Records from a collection
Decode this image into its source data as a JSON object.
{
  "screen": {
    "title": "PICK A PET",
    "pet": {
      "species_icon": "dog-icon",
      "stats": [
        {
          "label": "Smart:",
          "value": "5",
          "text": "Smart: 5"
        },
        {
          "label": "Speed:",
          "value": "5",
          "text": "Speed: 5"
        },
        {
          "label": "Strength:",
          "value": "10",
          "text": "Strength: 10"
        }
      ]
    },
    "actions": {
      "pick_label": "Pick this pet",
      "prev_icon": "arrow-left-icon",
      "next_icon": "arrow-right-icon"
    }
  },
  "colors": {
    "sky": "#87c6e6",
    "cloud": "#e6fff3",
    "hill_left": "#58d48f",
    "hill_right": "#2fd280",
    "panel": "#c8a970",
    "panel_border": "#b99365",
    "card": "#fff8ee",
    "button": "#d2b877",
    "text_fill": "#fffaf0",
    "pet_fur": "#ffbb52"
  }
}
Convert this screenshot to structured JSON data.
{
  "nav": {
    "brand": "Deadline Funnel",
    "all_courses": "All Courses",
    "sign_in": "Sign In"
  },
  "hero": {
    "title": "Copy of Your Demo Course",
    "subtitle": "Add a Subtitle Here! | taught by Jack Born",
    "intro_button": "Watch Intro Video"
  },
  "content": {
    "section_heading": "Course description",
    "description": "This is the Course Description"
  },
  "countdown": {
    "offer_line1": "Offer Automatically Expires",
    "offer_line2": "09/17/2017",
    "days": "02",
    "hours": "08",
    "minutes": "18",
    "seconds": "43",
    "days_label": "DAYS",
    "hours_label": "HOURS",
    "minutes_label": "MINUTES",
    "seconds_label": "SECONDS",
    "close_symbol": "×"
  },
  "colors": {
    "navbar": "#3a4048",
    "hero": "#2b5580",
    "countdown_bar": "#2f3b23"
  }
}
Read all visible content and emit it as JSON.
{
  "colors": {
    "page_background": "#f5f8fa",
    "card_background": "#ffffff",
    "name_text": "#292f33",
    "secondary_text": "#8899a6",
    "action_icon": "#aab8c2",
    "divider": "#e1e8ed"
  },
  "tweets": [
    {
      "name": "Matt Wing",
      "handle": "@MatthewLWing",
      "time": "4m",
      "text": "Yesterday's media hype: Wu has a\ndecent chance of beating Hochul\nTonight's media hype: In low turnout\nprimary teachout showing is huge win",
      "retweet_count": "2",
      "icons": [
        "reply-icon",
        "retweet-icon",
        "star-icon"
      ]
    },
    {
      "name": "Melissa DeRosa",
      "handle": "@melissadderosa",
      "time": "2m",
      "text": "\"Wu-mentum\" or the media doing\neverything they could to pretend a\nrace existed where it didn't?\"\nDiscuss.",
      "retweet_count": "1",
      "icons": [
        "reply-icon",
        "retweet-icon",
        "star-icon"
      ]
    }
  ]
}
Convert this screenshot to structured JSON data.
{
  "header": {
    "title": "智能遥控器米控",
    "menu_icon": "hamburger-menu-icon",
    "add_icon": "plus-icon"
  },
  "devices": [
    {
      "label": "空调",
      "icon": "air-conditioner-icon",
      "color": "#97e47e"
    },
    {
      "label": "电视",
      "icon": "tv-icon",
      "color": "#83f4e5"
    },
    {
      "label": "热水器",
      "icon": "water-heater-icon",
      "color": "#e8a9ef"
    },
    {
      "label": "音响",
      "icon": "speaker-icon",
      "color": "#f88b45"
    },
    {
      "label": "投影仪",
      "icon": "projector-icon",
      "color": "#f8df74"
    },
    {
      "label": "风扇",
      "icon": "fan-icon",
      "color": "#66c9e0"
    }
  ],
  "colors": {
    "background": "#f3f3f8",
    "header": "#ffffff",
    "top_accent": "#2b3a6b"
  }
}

| Brief |
Set down every record above exactly as given.

| Answer for this exercise |
Decode this image into its source data as a JSON object.
{
  "screen": {
    "title": "PICK A PET",
    "pet": {
      "species_icon": "dog-icon",
      "stats": [
        {
          "label": "Smart:",
          "value": "5",
          "text": "Smart: 5"
        },
        {
          "label": "Speed:",
          "value": "5",
          "text": "Speed: 5"
        },
        {
          "label": "Strength:",
          "value": "10",
          "text": "Strength: 10"
        }
      ]
    },
    "actions": {
      "pick_label": "Pick this pet",
      "prev_icon": "arrow-left-icon",
      "next_icon": "arrow-right-icon"
    }
  },
  "colors": {
    "sky": "#87c6e6",
    "cloud": "#e6fff3",
    "hill_left": "#58d48f",
    "hill_right": "#2fd280",
    "panel": "#c8a970",
    "panel_border": "#b99365",
    "card": "#fff8ee",
    "button": "#d2b877",
    "text_fill": "#fffaf0",
    "pet_fur": "#ffbb52"
  }
}
Convert this screenshot to structured JSON data.
{
  "nav": {
    "brand": "Deadline Funnel",
    "all_courses": "All Courses",
    "sign_in": "Sign In"
  },
  "hero": {
    "title": "Copy of Your Demo Course",
    "subtitle": "Add a Subtitle Here! | taught by Jack Born",
    "intro_button": "Watch Intro Video"
  },
  "content": {
    "section_heading": "Course description",
    "description": "This is the Course Description"
  },
  "countdown": {
    "offer_line1": "Offer Automatically Expires",
    "offer_line2": "09/17/2017",
    "days": "02",
    "hours": "08",
    "minutes": "18",
    "seconds": "43",
    "days_label": "DAYS",
    "hours_label": "HOURS",
    "minutes_label": "MINUTES",
    "seconds_label": "SECONDS",
    "close_symbol": "×"
  },
  "colors": {
    "navbar": "#3a4048",
    "hero": "#2b5580",
    "countdown_bar": "#2f3b23"
  }
}
Read all visible content and emit it as JSON.
{
  "colors": {
    "page_background": "#f5f8fa",
    "card_background": "#ffffff",
    "name_text": "#292f33",
    "secondary_text": "#8899a6",
    "action_icon": "#aab8c2",
    "divider": "#e1e8ed"
  },
  "tweets": [
    {
      "name": "Matt Wing",
      "handle": "@MatthewLWing",
      "time": "4m",
      "text": "Yesterday's media hype: Wu has a\ndecent chance of beating Hochul\nTonight's media hype: In low turnout\nprimary teachout showing is huge win",
      "retweet_count": "2",
      "icons": [
        "reply-icon",
        "retweet-icon",
        "star-icon"
      ]
    },
    {
      "name": "Melissa DeRosa",
      "handle": "@melissadderosa",
      "time": "2m",
      "text": "\"Wu-mentum\" or the media doing\neverything they could to pretend a\nrace existed where it didn't?\"\nDiscuss.",
      "retweet_count": "1",
      "icons": [
        "reply-icon",
        "retweet-icon",
        "star-icon"
      ]
    }
  ]
}
Convert this screenshot to structured JSON data.
{
  "header": {
    "title": "智能遥控器米控",
    "menu_icon": "hamburger-menu-icon",
    "add_icon": "plus-icon"
  },
  "devices": [
    {
      "label": "空调",
      "icon": "air-conditioner-icon",
      "color": "#97e47e"
    },
    {
      "label": "电视",
      "icon": "tv-icon",
      "color": "#83f4e5"
    },
    {
      "label": "热水器",
      "icon": "water-heater-icon",
      "color": "#e8a9ef"
    },
    {
      "label": "音响",
      "icon": "speaker-icon",
      "color": "#f88b45"
    },
    {
      "label": "投影仪",
      "icon": "projector-icon",
      "color": "#f8df74"
    },
    {
      "label": "风扇",
      "icon": "fan-icon",
      "color": "#66c9e0"
    }
  ],
  "colors": {
    "background": "#f3f3f8",
    "header": "#ffffff",
    "top_accent": "#2b3a6b"
  }
}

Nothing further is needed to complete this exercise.